TEXTABSCHNITT:
    Im Dorf angekommen gönnte ich mir ein Plunderteilchen. Die letzten Tage waren anstrengend und seit 16 Tagen bin ich eigentlich immer gelaufen. Das sollte heute belohnt werden. Natürlich musste ich auch das öffentliche WC testen. Eine 2/10. 50cent, ein Metallloch und kein Klopapier. Immerhin sauber und auch hier passten die Flaschen unter den Wasserhahn. Sowas ist wichtig.
    Aus Kalb hinaus führte der Weg steil über Asphalt und dann durch die Weinberge immer den Hang hinauf, wo er dann in einen Wald mündete. Auch mal nett so zwischen großen Bäumen zu verschwinden. Aber dieser Wald brachte einen neuen Gegner in den Ring. Die Hirschlausfliege. Quasi die Zecke der Lüfte. Widerspenstig und mit ihren Beinchen klammert sie sich überall fest. Sie waren im Nacken, am Ohr und sonstwo. Aber anders als Zecken spürt man sie krabbeln. Ein sehr prägnantes Gefühl, wenn man schon öfters mit ihnen zu tun hatte. An einer Schutzhütte machte ich meine Mittagspause und säuberte mich von den Viechern. Ab jetzt Kapuze auf. Es ging wieder hinab, steil, und zwei schwer bepackte Wanderer kamen mir entgegen. Ihre Gesichter von Anstrengung verzerrt und nass vom Schweiss. Sie waren auf jedenfall auf einer Mission und versuchten sich nichts anmerken zu lassen. Der Hang war aber auch wirklich kriminell steil. Die Armen. An der Baumstamm Weinbar machte eine weitere Pause und versorgte meinen Körperhaushalt mit Mineralien und so per Weizenbier. Ein uriger Spot. Einfach im Wald eine kleine Bar. Eine kleine Belohnung. Die Steigungen waren jetzt eher moderat. Alles gut gehbar. Bis vor Lorch. Da gab es wieder eine "Kletterpassage" und tatsächlich bis jetzt die anspruchsvollste. Auf den Weg konzentrieren und das machen was ich eh den ganzen Tag mache: gehen oder auch mal kraxeln. Eine weitere Belohnung war fällig. In Lorch sah ich eine Schale Tiramisu in der Auslage eines Cafes. Ja bitte. Ganz wunderbar. Es ging nun durch Weinberge und die Sonne drückte mächtig auf den Helm. Was war das? Eine SB Weinkiosk am Wegesrand. Ach, alkoholfreie Rieslingschorle, gut gekühlt? Ja bitte. Sehr erfrischend. Belohnung muss sein. Von den Weinbergen aus gab es wieder Weitsichten satt. Es wurde brennend heiss und ich war froh, als der Weg wieder in den Wald überging und vor mir mein Nachtlager sich auftat. Der Campingplatz Suleika. Zwischen zwei Wohnwagen graste ein Reh. Mitten in den grünen Hang gesetzt war dies eine wahre Oase. Schön schattig. Eine Quelle aus dem Wald direkt am Zeltplatz. Das Gelände war so steil, dass ich zum Duschhaus ordentlich Höhenmeter absolvieren musste, aber das kühle Nass war es wert. Eine tote Hirschlausfliege verschwand in der Abflussrinne.

AUSGANGSDATEN:
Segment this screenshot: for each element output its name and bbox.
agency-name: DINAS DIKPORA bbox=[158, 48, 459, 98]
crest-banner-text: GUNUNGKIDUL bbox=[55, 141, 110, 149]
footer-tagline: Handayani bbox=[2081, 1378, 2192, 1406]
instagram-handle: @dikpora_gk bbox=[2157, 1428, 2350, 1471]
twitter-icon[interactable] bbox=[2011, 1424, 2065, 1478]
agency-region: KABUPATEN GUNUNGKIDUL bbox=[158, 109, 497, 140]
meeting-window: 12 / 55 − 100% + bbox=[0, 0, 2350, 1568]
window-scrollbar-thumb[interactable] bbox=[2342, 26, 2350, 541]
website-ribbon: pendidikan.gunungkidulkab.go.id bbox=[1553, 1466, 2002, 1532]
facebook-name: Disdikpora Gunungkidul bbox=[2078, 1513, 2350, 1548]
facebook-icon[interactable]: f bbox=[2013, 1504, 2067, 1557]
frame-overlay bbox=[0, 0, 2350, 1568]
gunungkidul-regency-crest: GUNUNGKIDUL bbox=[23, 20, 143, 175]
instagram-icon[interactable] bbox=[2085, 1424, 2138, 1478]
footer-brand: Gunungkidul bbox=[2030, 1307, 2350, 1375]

ZIEL DER AUFGABE: Wie heißt laut Textabschnitt der Campingplatz, auf dem das Nachtlager liegt? Nennen Sie bitte den Namen.

MUSTERLÖSUNG: Campingplatz Suleika.